◆ **Exercise**: Transcribe the data in full and exactly, omitting any pictures.

— START Exercise materials —

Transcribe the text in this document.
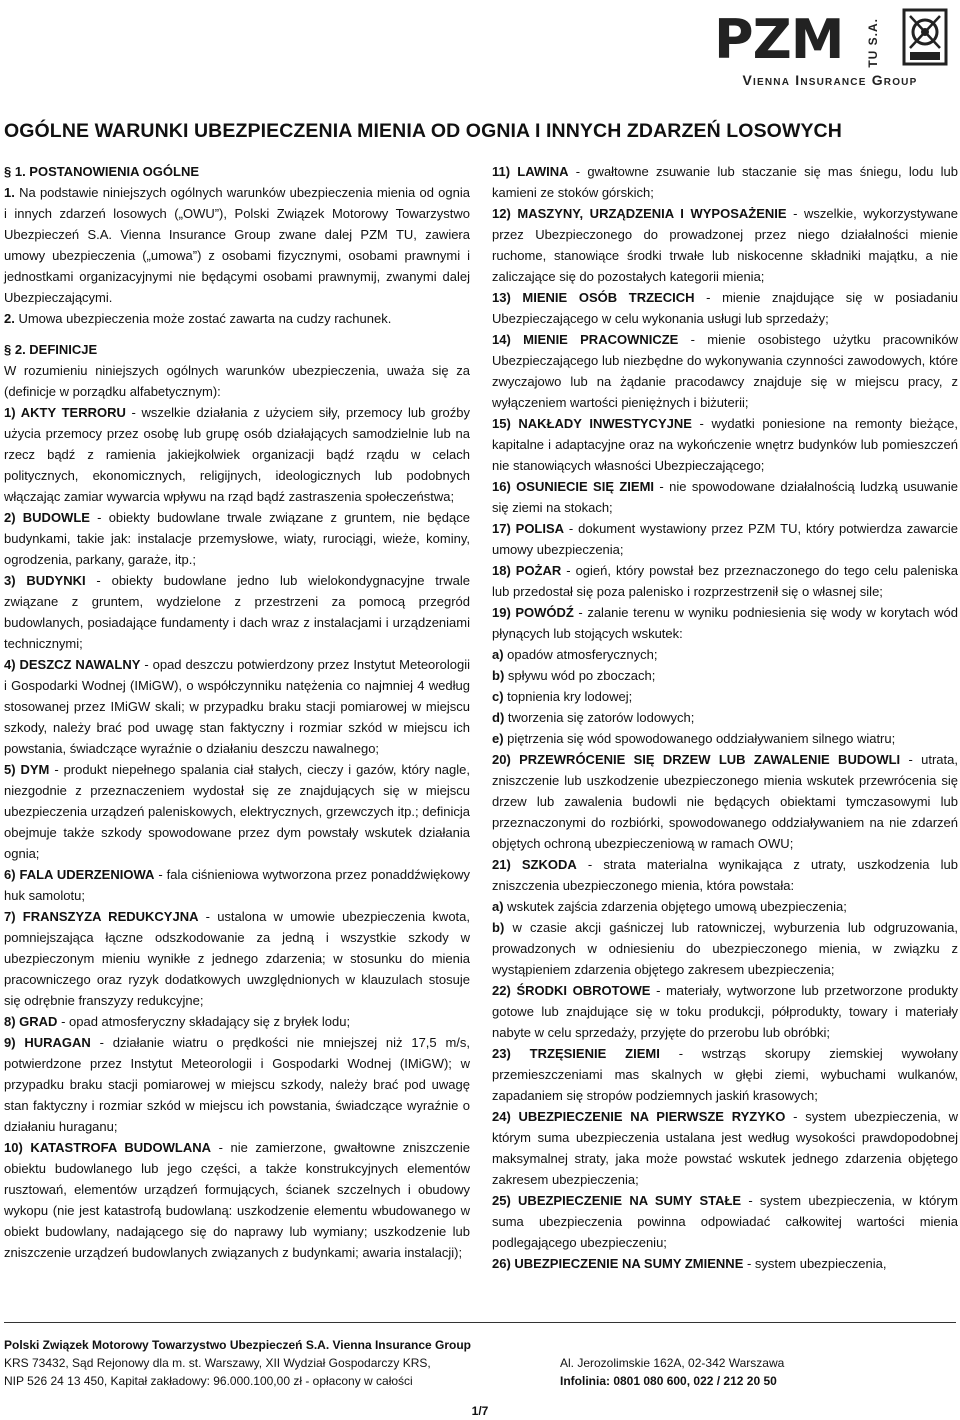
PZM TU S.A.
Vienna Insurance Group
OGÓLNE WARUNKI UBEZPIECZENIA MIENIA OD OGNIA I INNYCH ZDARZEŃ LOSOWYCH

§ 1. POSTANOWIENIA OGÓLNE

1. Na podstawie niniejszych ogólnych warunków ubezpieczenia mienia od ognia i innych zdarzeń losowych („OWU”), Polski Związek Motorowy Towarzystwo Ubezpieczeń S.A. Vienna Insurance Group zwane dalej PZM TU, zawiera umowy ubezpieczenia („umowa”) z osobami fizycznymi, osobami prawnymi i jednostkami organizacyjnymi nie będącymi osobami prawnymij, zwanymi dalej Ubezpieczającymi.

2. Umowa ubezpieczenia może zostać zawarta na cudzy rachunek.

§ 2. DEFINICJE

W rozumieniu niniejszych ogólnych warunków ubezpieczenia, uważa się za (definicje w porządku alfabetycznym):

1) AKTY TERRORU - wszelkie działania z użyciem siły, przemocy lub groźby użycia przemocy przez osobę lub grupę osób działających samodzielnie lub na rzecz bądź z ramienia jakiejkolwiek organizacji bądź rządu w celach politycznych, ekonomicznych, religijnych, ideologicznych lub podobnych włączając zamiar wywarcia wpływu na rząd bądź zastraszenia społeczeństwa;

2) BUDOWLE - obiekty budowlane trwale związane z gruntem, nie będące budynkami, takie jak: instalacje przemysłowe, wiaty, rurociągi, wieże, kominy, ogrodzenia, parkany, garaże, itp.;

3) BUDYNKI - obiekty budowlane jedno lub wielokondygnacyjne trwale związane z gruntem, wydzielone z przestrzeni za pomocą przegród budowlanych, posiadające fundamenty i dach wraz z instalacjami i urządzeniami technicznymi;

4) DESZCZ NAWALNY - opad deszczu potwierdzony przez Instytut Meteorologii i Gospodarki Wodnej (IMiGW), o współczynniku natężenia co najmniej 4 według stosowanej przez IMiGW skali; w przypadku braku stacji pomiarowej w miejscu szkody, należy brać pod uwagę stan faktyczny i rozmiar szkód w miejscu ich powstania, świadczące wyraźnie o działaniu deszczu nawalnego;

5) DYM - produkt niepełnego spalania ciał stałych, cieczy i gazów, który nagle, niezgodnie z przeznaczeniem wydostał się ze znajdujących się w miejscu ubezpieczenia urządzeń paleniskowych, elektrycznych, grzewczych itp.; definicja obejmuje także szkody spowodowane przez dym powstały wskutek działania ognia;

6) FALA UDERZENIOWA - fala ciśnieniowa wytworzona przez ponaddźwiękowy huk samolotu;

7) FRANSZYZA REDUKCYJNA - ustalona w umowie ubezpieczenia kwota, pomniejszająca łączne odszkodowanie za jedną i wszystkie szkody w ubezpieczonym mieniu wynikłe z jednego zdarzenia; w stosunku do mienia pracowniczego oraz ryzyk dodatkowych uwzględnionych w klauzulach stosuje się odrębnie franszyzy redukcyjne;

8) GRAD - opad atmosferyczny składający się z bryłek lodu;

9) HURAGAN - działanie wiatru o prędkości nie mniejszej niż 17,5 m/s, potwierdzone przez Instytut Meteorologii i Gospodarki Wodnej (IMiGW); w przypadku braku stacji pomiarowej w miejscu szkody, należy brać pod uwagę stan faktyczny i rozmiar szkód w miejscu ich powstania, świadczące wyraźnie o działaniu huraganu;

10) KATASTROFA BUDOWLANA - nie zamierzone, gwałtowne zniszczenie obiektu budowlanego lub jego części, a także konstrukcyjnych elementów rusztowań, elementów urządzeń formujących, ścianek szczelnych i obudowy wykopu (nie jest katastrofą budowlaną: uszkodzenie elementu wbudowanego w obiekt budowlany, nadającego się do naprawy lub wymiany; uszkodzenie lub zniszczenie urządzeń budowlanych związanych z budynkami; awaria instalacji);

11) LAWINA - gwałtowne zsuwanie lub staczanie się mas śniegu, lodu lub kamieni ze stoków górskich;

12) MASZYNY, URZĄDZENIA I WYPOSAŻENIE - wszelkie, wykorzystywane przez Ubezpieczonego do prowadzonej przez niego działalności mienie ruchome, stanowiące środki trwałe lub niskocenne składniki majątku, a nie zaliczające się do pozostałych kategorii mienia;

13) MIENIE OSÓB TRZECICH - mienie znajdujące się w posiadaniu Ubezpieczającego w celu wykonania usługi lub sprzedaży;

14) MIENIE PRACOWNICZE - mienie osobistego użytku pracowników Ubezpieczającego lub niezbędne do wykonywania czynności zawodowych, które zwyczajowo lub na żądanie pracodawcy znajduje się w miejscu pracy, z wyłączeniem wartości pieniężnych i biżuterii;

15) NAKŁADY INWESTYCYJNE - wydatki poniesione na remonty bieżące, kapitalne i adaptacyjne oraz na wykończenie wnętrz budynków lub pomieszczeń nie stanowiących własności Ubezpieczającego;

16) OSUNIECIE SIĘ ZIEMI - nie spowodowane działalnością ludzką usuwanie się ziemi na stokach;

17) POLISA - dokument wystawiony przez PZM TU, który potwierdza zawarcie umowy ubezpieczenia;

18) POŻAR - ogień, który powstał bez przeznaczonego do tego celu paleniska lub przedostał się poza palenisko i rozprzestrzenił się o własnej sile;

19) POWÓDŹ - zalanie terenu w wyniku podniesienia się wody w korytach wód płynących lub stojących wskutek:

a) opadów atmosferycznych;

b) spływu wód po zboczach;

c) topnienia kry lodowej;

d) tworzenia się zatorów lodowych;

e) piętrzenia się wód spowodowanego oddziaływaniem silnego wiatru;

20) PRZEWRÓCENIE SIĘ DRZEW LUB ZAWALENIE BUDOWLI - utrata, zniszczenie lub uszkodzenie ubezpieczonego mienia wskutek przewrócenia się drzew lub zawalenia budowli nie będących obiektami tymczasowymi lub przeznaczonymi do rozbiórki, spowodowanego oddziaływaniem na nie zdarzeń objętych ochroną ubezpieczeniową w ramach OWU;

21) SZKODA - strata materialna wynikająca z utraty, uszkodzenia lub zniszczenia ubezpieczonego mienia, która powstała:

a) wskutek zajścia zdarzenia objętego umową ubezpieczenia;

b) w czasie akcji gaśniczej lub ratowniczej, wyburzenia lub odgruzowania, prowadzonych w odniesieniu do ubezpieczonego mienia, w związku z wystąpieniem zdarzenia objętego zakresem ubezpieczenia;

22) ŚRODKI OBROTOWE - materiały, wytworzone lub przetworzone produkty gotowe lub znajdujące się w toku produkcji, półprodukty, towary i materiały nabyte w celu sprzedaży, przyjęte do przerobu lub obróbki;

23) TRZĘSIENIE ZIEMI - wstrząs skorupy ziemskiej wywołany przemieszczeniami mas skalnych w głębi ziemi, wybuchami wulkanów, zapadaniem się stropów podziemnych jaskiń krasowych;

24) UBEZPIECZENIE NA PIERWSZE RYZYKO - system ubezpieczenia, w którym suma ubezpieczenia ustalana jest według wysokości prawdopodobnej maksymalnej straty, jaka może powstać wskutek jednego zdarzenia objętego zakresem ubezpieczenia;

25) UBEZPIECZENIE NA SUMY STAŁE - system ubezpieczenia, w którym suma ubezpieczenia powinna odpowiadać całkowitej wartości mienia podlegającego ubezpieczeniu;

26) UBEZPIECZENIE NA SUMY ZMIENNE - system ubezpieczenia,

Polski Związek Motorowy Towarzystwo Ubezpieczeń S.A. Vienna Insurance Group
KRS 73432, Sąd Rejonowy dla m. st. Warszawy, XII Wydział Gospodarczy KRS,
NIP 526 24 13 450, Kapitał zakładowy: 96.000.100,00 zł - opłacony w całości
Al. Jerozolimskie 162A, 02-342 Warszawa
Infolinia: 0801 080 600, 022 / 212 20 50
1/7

— END Exercise materials —

◆ **Output below**:
Transcribe the text in this document.
PZM TU S.A.
Vienna Insurance Group
OGÓLNE WARUNKI UBEZPIECZENIA MIENIA OD OGNIA I INNYCH ZDARZEŃ LOSOWYCH

§ 1. POSTANOWIENIA OGÓLNE

1. Na podstawie niniejszych ogólnych warunków ubezpieczenia mienia od ognia i innych zdarzeń losowych („OWU”), Polski Związek Motorowy Towarzystwo Ubezpieczeń S.A. Vienna Insurance Group zwane dalej PZM TU, zawiera umowy ubezpieczenia („umowa”) z osobami fizycznymi, osobami prawnymi i jednostkami organizacyjnymi nie będącymi osobami prawnymij, zwanymi dalej Ubezpieczającymi.

2. Umowa ubezpieczenia może zostać zawarta na cudzy rachunek.

§ 2. DEFINICJE

W rozumieniu niniejszych ogólnych warunków ubezpieczenia, uważa się za (definicje w porządku alfabetycznym):

1) AKTY TERRORU - wszelkie działania z użyciem siły, przemocy lub groźby użycia przemocy przez osobę lub grupę osób działających samodzielnie lub na rzecz bądź z ramienia jakiejkolwiek organizacji bądź rządu w celach politycznych, ekonomicznych, religijnych, ideologicznych lub podobnych włączając zamiar wywarcia wpływu na rząd bądź zastraszenia społeczeństwa;

2) BUDOWLE - obiekty budowlane trwale związane z gruntem, nie będące budynkami, takie jak: instalacje przemysłowe, wiaty, rurociągi, wieże, kominy, ogrodzenia, parkany, garaże, itp.;

3) BUDYNKI - obiekty budowlane jedno lub wielokondygnacyjne trwale związane z gruntem, wydzielone z przestrzeni za pomocą przegród budowlanych, posiadające fundamenty i dach wraz z instalacjami i urządzeniami technicznymi;

4) DESZCZ NAWALNY - opad deszczu potwierdzony przez Instytut Meteorologii i Gospodarki Wodnej (IMiGW), o współczynniku natężenia co najmniej 4 według stosowanej przez IMiGW skali; w przypadku braku stacji pomiarowej w miejscu szkody, należy brać pod uwagę stan faktyczny i rozmiar szkód w miejscu ich powstania, świadczące wyraźnie o działaniu deszczu nawalnego;

5) DYM - produkt niepełnego spalania ciał stałych, cieczy i gazów, który nagle, niezgodnie z przeznaczeniem wydostał się ze znajdujących się w miejscu ubezpieczenia urządzeń paleniskowych, elektrycznych, grzewczych itp.; definicja obejmuje także szkody spowodowane przez dym powstały wskutek działania ognia;

6) FALA UDERZENIOWA - fala ciśnieniowa wytworzona przez ponaddźwiękowy huk samolotu;

7) FRANSZYZA REDUKCYJNA - ustalona w umowie ubezpieczenia kwota, pomniejszająca łączne odszkodowanie za jedną i wszystkie szkody w ubezpieczonym mieniu wynikłe z jednego zdarzenia; w stosunku do mienia pracowniczego oraz ryzyk dodatkowych uwzględnionych w klauzulach stosuje się odrębnie franszyzy redukcyjne;

8) GRAD - opad atmosferyczny składający się z bryłek lodu;

9) HURAGAN - działanie wiatru o prędkości nie mniejszej niż 17,5 m/s, potwierdzone przez Instytut Meteorologii i Gospodarki Wodnej (IMiGW); w przypadku braku stacji pomiarowej w miejscu szkody, należy brać pod uwagę stan faktyczny i rozmiar szkód w miejscu ich powstania, świadczące wyraźnie o działaniu huraganu;

10) KATASTROFA BUDOWLANA - nie zamierzone, gwałtowne zniszczenie obiektu budowlanego lub jego części, a także konstrukcyjnych elementów rusztowań, elementów urządzeń formujących, ścianek szczelnych i obudowy wykopu (nie jest katastrofą budowlaną: uszkodzenie elementu wbudowanego w obiekt budowlany, nadającego się do naprawy lub wymiany; uszkodzenie lub zniszczenie urządzeń budowlanych związanych z budynkami; awaria instalacji);

11) LAWINA - gwałtowne zsuwanie lub staczanie się mas śniegu, lodu lub kamieni ze stoków górskich;

12) MASZYNY, URZĄDZENIA I WYPOSAŻENIE - wszelkie, wykorzystywane przez Ubezpieczonego do prowadzonej przez niego działalności mienie ruchome, stanowiące środki trwałe lub niskocenne składniki majątku, a nie zaliczające się do pozostałych kategorii mienia;

13) MIENIE OSÓB TRZECICH - mienie znajdujące się w posiadaniu Ubezpieczającego w celu wykonania usługi lub sprzedaży;

14) MIENIE PRACOWNICZE - mienie osobistego użytku pracowników Ubezpieczającego lub niezbędne do wykonywania czynności zawodowych, które zwyczajowo lub na żądanie pracodawcy znajduje się w miejscu pracy, z wyłączeniem wartości pieniężnych i biżuterii;

15) NAKŁADY INWESTYCYJNE - wydatki poniesione na remonty bieżące, kapitalne i adaptacyjne oraz na wykończenie wnętrz budynków lub pomieszczeń nie stanowiących własności Ubezpieczającego;

16) OSUNIECIE SIĘ ZIEMI - nie spowodowane działalnością ludzką usuwanie się ziemi na stokach;

17) POLISA - dokument wystawiony przez PZM TU, który potwierdza zawarcie umowy ubezpieczenia;

18) POŻAR - ogień, który powstał bez przeznaczonego do tego celu paleniska lub przedostał się poza palenisko i rozprzestrzenił się o własnej sile;

19) POWÓDŹ - zalanie terenu w wyniku podniesienia się wody w korytach wód płynących lub stojących wskutek:

a) opadów atmosferycznych;

b) spływu wód po zboczach;

c) topnienia kry lodowej;

d) tworzenia się zatorów lodowych;

e) piętrzenia się wód spowodowanego oddziaływaniem silnego wiatru;

20) PRZEWRÓCENIE SIĘ DRZEW LUB ZAWALENIE BUDOWLI - utrata, zniszczenie lub uszkodzenie ubezpieczonego mienia wskutek przewrócenia się drzew lub zawalenia budowli nie będących obiektami tymczasowymi lub przeznaczonymi do rozbiórki, spowodowanego oddziaływaniem na nie zdarzeń objętych ochroną ubezpieczeniową w ramach OWU;

21) SZKODA - strata materialna wynikająca z utraty, uszkodzenia lub zniszczenia ubezpieczonego mienia, która powstała:

a) wskutek zajścia zdarzenia objętego umową ubezpieczenia;

b) w czasie akcji gaśniczej lub ratowniczej, wyburzenia lub odgruzowania, prowadzonych w odniesieniu do ubezpieczonego mienia, w związku z wystąpieniem zdarzenia objętego zakresem ubezpieczenia;

22) ŚRODKI OBROTOWE - materiały, wytworzone lub przetworzone produkty gotowe lub znajdujące się w toku produkcji, półprodukty, towary i materiały nabyte w celu sprzedaży, przyjęte do przerobu lub obróbki;

23) TRZĘSIENIE ZIEMI - wstrząs skorupy ziemskiej wywołany przemieszczeniami mas skalnych w głębi ziemi, wybuchami wulkanów, zapadaniem się stropów podziemnych jaskiń krasowych;

24) UBEZPIECZENIE NA PIERWSZE RYZYKO - system ubezpieczenia, w którym suma ubezpieczenia ustalana jest według wysokości prawdopodobnej maksymalnej straty, jaka może powstać wskutek jednego zdarzenia objętego zakresem ubezpieczenia;

25) UBEZPIECZENIE NA SUMY STAŁE - system ubezpieczenia, w którym suma ubezpieczenia powinna odpowiadać całkowitej wartości mienia podlegającego ubezpieczeniu;

26) UBEZPIECZENIE NA SUMY ZMIENNE - system ubezpieczenia,

Polski Związek Motorowy Towarzystwo Ubezpieczeń S.A. Vienna Insurance Group
KRS 73432, Sąd Rejonowy dla m. st. Warszawy, XII Wydział Gospodarczy KRS,
NIP 526 24 13 450, Kapitał zakładowy: 96.000.100,00 zł - opłacony w całości
Al. Jerozolimskie 162A, 02-342 Warszawa
Infolinia: 0801 080 600, 022 / 212 20 50
1/7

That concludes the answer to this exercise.